[Recorded data]
'''
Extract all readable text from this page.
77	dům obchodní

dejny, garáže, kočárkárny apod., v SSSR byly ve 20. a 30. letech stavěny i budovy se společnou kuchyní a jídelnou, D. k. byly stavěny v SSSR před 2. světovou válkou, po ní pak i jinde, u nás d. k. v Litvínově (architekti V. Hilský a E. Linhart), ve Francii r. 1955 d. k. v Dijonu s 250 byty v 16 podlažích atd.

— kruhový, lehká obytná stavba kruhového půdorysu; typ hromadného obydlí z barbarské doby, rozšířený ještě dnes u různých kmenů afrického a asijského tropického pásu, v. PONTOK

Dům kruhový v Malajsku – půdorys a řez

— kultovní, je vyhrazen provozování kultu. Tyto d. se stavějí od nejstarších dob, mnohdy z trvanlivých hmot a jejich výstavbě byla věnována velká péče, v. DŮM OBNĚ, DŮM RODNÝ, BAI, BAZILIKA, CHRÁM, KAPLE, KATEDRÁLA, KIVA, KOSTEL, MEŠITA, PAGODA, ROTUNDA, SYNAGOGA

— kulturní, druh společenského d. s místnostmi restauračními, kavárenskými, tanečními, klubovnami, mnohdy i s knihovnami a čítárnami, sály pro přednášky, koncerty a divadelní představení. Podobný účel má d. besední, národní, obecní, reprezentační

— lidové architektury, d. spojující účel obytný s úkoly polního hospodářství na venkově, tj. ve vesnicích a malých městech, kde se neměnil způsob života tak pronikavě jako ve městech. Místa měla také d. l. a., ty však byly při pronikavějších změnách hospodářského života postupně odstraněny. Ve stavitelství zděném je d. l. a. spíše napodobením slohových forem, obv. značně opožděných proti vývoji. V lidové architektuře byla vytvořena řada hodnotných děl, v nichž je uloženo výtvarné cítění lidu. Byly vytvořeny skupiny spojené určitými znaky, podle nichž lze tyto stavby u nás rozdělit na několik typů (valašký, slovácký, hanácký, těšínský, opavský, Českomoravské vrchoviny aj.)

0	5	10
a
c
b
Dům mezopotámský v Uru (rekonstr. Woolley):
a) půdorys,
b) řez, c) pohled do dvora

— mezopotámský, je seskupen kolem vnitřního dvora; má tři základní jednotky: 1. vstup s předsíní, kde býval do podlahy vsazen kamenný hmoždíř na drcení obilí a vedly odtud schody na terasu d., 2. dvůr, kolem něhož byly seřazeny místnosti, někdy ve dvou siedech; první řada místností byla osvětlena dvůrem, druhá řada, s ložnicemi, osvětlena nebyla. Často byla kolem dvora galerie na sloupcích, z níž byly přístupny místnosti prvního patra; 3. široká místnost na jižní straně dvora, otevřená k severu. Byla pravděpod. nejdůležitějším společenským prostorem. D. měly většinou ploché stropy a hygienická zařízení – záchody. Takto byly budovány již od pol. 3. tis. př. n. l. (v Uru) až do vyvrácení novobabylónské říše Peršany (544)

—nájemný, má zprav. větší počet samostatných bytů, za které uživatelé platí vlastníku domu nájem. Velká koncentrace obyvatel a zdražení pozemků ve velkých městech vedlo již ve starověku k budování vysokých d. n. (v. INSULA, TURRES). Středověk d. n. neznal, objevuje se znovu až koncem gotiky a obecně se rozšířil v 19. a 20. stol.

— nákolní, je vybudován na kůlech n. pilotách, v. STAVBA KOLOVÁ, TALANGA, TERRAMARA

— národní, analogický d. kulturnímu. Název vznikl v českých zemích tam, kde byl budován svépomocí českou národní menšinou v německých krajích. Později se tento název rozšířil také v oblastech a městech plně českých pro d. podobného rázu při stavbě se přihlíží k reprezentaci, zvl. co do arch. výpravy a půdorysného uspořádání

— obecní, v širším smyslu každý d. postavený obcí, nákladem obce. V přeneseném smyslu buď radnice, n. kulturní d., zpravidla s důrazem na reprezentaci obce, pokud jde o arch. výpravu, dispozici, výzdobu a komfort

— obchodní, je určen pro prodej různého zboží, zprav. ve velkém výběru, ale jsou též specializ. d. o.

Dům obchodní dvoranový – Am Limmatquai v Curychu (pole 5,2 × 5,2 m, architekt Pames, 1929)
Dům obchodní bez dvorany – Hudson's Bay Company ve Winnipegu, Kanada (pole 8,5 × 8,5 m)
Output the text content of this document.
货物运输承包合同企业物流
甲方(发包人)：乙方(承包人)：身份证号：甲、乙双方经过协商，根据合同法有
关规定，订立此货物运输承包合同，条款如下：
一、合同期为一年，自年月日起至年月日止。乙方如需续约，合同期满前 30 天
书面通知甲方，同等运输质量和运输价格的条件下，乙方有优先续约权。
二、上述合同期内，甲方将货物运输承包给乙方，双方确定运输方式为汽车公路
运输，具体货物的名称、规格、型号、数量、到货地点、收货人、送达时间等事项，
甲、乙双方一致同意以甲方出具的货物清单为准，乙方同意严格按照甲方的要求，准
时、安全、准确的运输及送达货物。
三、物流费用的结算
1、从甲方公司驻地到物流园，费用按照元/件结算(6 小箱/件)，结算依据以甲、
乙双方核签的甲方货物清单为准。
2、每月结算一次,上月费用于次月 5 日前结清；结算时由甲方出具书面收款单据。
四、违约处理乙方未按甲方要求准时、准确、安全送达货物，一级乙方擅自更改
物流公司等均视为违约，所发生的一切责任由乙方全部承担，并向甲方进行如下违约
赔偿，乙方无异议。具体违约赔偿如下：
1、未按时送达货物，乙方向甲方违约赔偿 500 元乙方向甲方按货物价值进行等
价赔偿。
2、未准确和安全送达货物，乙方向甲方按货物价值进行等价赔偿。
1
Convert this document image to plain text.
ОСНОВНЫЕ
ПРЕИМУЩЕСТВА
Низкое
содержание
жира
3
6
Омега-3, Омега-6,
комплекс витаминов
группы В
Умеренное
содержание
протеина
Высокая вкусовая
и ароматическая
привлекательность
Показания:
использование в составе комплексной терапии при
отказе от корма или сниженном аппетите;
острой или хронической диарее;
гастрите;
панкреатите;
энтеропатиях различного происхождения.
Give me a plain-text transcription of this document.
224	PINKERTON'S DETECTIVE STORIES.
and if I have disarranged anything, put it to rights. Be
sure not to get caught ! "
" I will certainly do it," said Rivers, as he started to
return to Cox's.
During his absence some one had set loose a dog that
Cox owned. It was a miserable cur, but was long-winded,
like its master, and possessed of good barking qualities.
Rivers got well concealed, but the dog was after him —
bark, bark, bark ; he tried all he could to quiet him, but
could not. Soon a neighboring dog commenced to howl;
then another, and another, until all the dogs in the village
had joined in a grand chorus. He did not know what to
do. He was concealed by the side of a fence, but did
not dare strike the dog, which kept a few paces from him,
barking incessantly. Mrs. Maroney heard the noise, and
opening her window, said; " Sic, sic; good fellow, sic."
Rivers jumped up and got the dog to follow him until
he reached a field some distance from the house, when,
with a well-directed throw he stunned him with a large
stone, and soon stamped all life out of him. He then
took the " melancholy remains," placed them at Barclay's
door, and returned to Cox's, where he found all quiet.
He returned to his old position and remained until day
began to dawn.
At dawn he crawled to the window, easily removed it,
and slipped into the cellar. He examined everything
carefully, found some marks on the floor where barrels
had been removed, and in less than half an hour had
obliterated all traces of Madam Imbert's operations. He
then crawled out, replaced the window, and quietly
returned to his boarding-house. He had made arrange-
'''
TASK BRIEF. Identify the lines of the data that contain the word "could". Copy each of them.

THE ANSWER.
bark, bark, bark ; he tried all he could to quiet him, but
could not. Soon a neighboring dog commenced to howl;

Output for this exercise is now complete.